Stored data:
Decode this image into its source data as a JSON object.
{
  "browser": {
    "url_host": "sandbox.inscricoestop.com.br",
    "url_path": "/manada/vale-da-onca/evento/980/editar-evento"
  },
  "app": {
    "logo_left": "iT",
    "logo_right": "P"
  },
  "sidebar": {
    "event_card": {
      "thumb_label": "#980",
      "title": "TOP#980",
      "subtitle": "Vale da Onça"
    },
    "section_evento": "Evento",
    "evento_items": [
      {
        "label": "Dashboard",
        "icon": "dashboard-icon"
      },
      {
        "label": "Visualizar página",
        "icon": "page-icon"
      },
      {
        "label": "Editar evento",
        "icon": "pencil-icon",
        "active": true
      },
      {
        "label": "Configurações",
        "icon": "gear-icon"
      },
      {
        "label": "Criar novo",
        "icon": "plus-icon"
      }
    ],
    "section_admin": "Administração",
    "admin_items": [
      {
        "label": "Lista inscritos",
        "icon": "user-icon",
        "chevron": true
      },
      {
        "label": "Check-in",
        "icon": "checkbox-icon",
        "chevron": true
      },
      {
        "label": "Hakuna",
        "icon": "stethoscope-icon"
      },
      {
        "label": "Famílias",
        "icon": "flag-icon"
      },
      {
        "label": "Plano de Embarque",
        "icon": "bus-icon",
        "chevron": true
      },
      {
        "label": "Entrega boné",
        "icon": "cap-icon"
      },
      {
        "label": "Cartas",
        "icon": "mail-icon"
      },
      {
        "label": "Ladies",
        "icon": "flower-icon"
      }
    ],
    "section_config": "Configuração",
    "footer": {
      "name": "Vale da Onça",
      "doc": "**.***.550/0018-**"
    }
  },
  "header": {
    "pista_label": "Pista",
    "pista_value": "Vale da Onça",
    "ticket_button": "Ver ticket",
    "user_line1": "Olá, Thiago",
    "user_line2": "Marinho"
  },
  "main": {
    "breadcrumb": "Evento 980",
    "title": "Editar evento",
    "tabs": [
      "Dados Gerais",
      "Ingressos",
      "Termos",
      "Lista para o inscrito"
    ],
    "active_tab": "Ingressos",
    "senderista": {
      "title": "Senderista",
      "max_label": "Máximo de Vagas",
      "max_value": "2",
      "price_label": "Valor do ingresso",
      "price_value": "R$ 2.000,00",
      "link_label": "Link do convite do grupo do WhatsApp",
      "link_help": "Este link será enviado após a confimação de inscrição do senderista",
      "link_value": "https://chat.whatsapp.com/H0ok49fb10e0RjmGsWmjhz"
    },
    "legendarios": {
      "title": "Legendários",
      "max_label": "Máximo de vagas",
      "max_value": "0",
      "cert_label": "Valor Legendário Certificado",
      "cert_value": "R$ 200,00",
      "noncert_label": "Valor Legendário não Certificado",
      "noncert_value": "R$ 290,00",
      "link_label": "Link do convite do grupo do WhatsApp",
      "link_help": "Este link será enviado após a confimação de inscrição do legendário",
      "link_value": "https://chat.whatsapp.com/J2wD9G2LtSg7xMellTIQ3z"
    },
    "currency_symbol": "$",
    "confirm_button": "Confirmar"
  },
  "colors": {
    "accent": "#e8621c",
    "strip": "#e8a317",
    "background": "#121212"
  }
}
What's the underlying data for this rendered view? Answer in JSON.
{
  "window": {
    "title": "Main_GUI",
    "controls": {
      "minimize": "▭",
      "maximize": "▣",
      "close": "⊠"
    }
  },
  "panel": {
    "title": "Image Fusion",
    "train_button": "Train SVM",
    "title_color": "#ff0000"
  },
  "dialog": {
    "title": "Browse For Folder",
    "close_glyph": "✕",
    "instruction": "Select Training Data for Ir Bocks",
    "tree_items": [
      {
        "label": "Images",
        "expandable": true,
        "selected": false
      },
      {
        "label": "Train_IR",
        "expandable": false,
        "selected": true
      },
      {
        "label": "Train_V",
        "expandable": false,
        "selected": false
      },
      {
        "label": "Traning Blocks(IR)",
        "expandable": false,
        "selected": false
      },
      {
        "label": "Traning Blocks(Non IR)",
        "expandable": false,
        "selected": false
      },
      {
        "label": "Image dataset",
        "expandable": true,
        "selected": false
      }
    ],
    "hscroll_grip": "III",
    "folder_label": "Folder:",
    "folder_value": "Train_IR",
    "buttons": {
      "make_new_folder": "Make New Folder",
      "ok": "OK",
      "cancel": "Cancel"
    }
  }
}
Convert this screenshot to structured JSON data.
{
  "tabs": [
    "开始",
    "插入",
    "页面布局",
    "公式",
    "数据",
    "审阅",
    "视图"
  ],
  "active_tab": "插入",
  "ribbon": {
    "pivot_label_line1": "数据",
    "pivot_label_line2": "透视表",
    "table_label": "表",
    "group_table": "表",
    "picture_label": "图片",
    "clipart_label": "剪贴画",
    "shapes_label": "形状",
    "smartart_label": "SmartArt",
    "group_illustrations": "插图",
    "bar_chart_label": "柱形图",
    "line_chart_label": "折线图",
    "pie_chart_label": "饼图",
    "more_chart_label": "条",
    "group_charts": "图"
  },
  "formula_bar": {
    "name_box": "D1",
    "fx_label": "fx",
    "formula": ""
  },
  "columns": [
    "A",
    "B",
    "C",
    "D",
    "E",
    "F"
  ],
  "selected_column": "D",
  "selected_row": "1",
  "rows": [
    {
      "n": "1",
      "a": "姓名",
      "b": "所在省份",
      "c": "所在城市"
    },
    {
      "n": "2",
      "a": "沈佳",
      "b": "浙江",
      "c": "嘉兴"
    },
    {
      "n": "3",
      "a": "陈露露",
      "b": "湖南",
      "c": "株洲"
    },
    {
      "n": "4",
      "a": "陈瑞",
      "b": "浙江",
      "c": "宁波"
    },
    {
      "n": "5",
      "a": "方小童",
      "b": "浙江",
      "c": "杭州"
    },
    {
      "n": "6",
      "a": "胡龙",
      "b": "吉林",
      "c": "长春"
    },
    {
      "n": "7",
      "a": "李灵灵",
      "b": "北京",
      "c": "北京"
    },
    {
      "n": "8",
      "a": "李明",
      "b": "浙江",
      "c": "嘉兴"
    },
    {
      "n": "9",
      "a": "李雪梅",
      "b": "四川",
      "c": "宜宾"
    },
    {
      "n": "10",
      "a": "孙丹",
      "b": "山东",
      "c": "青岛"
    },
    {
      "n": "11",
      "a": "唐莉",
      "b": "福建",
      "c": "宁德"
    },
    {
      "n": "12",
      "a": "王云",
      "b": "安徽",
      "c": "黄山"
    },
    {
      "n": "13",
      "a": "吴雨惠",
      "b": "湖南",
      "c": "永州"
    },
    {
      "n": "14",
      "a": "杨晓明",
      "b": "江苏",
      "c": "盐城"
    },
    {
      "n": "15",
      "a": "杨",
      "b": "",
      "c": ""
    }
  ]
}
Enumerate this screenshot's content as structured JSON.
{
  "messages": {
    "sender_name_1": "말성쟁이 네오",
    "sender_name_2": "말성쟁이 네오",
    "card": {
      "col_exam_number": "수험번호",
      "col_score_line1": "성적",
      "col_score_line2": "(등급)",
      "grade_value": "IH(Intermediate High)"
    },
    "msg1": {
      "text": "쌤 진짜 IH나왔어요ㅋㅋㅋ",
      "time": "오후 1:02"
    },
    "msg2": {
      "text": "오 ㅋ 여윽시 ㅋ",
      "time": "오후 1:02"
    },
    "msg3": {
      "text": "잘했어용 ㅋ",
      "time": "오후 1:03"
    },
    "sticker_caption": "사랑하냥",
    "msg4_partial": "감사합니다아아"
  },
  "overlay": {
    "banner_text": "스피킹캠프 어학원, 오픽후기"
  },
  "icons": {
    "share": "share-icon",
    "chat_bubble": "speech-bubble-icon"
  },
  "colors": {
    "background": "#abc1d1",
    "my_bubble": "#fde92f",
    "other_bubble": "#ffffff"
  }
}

**Requirements:** Copy every line verbatim.

**Task solution:**
Decode this image into its source data as a JSON object.
{
  "browser": {
    "url_host": "sandbox.inscricoestop.com.br",
    "url_path": "/manada/vale-da-onca/evento/980/editar-evento"
  },
  "app": {
    "logo_left": "iT",
    "logo_right": "P"
  },
  "sidebar": {
    "event_card": {
      "thumb_label": "#980",
      "title": "TOP#980",
      "subtitle": "Vale da Onça"
    },
    "section_evento": "Evento",
    "evento_items": [
      {
        "label": "Dashboard",
        "icon": "dashboard-icon"
      },
      {
        "label": "Visualizar página",
        "icon": "page-icon"
      },
      {
        "label": "Editar evento",
        "icon": "pencil-icon",
        "active": true
      },
      {
        "label": "Configurações",
        "icon": "gear-icon"
      },
      {
        "label": "Criar novo",
        "icon": "plus-icon"
      }
    ],
    "section_admin": "Administração",
    "admin_items": [
      {
        "label": "Lista inscritos",
        "icon": "user-icon",
        "chevron": true
      },
      {
        "label": "Check-in",
        "icon": "checkbox-icon",
        "chevron": true
      },
      {
        "label": "Hakuna",
        "icon": "stethoscope-icon"
      },
      {
        "label": "Famílias",
        "icon": "flag-icon"
      },
      {
        "label": "Plano de Embarque",
        "icon": "bus-icon",
        "chevron": true
      },
      {
        "label": "Entrega boné",
        "icon": "cap-icon"
      },
      {
        "label": "Cartas",
        "icon": "mail-icon"
      },
      {
        "label": "Ladies",
        "icon": "flower-icon"
      }
    ],
    "section_config": "Configuração",
    "footer": {
      "name": "Vale da Onça",
      "doc": "**.***.550/0018-**"
    }
  },
  "header": {
    "pista_label": "Pista",
    "pista_value": "Vale da Onça",
    "ticket_button": "Ver ticket",
    "user_line1": "Olá, Thiago",
    "user_line2": "Marinho"
  },
  "main": {
    "breadcrumb": "Evento 980",
    "title": "Editar evento",
    "tabs": [
      "Dados Gerais",
      "Ingressos",
      "Termos",
      "Lista para o inscrito"
    ],
    "active_tab": "Ingressos",
    "senderista": {
      "title": "Senderista",
      "max_label": "Máximo de Vagas",
      "max_value": "2",
      "price_label": "Valor do ingresso",
      "price_value": "R$ 2.000,00",
      "link_label": "Link do convite do grupo do WhatsApp",
      "link_help": "Este link será enviado após a confimação de inscrição do senderista",
      "link_value": "https://chat.whatsapp.com/H0ok49fb10e0RjmGsWmjhz"
    },
    "legendarios": {
      "title": "Legendários",
      "max_label": "Máximo de vagas",
      "max_value": "0",
      "cert_label": "Valor Legendário Certificado",
      "cert_value": "R$ 200,00",
      "noncert_label": "Valor Legendário não Certificado",
      "noncert_value": "R$ 290,00",
      "link_label": "Link do convite do grupo do WhatsApp",
      "link_help": "Este link será enviado após a confimação de inscrição do legendário",
      "link_value": "https://chat.whatsapp.com/J2wD9G2LtSg7xMellTIQ3z"
    },
    "currency_symbol": "$",
    "confirm_button": "Confirmar"
  },
  "colors": {
    "accent": "#e8621c",
    "strip": "#e8a317",
    "background": "#121212"
  }
}
What's the underlying data for this rendered view? Answer in JSON.
{
  "window": {
    "title": "Main_GUI",
    "controls": {
      "minimize": "▭",
      "maximize": "▣",
      "close": "⊠"
    }
  },
  "panel": {
    "title": "Image Fusion",
    "train_button": "Train SVM",
    "title_color": "#ff0000"
  },
  "dialog": {
    "title": "Browse For Folder",
    "close_glyph": "✕",
    "instruction": "Select Training Data for Ir Bocks",
    "tree_items": [
      {
        "label": "Images",
        "expandable": true,
        "selected": false
      },
      {
        "label": "Train_IR",
        "expandable": false,
        "selected": true
      },
      {
        "label": "Train_V",
        "expandable": false,
        "selected": false
      },
      {
        "label": "Traning Blocks(IR)",
        "expandable": false,
        "selected": false
      },
      {
        "label": "Traning Blocks(Non IR)",
        "expandable": false,
        "selected": false
      },
      {
        "label": "Image dataset",
        "expandable": true,
        "selected": false
      }
    ],
    "hscroll_grip": "III",
    "folder_label": "Folder:",
    "folder_value": "Train_IR",
    "buttons": {
      "make_new_folder": "Make New Folder",
      "ok": "OK",
      "cancel": "Cancel"
    }
  }
}
Convert this screenshot to structured JSON data.
{
  "tabs": [
    "开始",
    "插入",
    "页面布局",
    "公式",
    "数据",
    "审阅",
    "视图"
  ],
  "active_tab": "插入",
  "ribbon": {
    "pivot_label_line1": "数据",
    "pivot_label_line2": "透视表",
    "table_label": "表",
    "group_table": "表",
    "picture_label": "图片",
    "clipart_label": "剪贴画",
    "shapes_label": "形状",
    "smartart_label": "SmartArt",
    "group_illustrations": "插图",
    "bar_chart_label": "柱形图",
    "line_chart_label": "折线图",
    "pie_chart_label": "饼图",
    "more_chart_label": "条",
    "group_charts": "图"
  },
  "formula_bar": {
    "name_box": "D1",
    "fx_label": "fx",
    "formula": ""
  },
  "columns": [
    "A",
    "B",
    "C",
    "D",
    "E",
    "F"
  ],
  "selected_column": "D",
  "selected_row": "1",
  "rows": [
    {
      "n": "1",
      "a": "姓名",
      "b": "所在省份",
      "c": "所在城市"
    },
    {
      "n": "2",
      "a": "沈佳",
      "b": "浙江",
      "c": "嘉兴"
    },
    {
      "n": "3",
      "a": "陈露露",
      "b": "湖南",
      "c": "株洲"
    },
    {
      "n": "4",
      "a": "陈瑞",
      "b": "浙江",
      "c": "宁波"
    },
    {
      "n": "5",
      "a": "方小童",
      "b": "浙江",
      "c": "杭州"
    },
    {
      "n": "6",
      "a": "胡龙",
      "b": "吉林",
      "c": "长春"
    },
    {
      "n": "7",
      "a": "李灵灵",
      "b": "北京",
      "c": "北京"
    },
    {
      "n": "8",
      "a": "李明",
      "b": "浙江",
      "c": "嘉兴"
    },
    {
      "n": "9",
      "a": "李雪梅",
      "b": "四川",
      "c": "宜宾"
    },
    {
      "n": "10",
      "a": "孙丹",
      "b": "山东",
      "c": "青岛"
    },
    {
      "n": "11",
      "a": "唐莉",
      "b": "福建",
      "c": "宁德"
    },
    {
      "n": "12",
      "a": "王云",
      "b": "安徽",
      "c": "黄山"
    },
    {
      "n": "13",
      "a": "吴雨惠",
      "b": "湖南",
      "c": "永州"
    },
    {
      "n": "14",
      "a": "杨晓明",
      "b": "江苏",
      "c": "盐城"
    },
    {
      "n": "15",
      "a": "杨",
      "b": "",
      "c": ""
    }
  ]
}
Enumerate this screenshot's content as structured JSON.
{
  "messages": {
    "sender_name_1": "말성쟁이 네오",
    "sender_name_2": "말성쟁이 네오",
    "card": {
      "col_exam_number": "수험번호",
      "col_score_line1": "성적",
      "col_score_line2": "(등급)",
      "grade_value": "IH(Intermediate High)"
    },
    "msg1": {
      "text": "쌤 진짜 IH나왔어요ㅋㅋㅋ",
      "time": "오후 1:02"
    },
    "msg2": {
      "text": "오 ㅋ 여윽시 ㅋ",
      "time": "오후 1:02"
    },
    "msg3": {
      "text": "잘했어용 ㅋ",
      "time": "오후 1:03"
    },
    "sticker_caption": "사랑하냥",
    "msg4_partial": "감사합니다아아"
  },
  "overlay": {
    "banner_text": "스피킹캠프 어학원, 오픽후기"
  },
  "icons": {
    "share": "share-icon",
    "chat_bubble": "speech-bubble-icon"
  },
  "colors": {
    "background": "#abc1d1",
    "my_bubble": "#fde92f",
    "other_bubble": "#ffffff"
  }
}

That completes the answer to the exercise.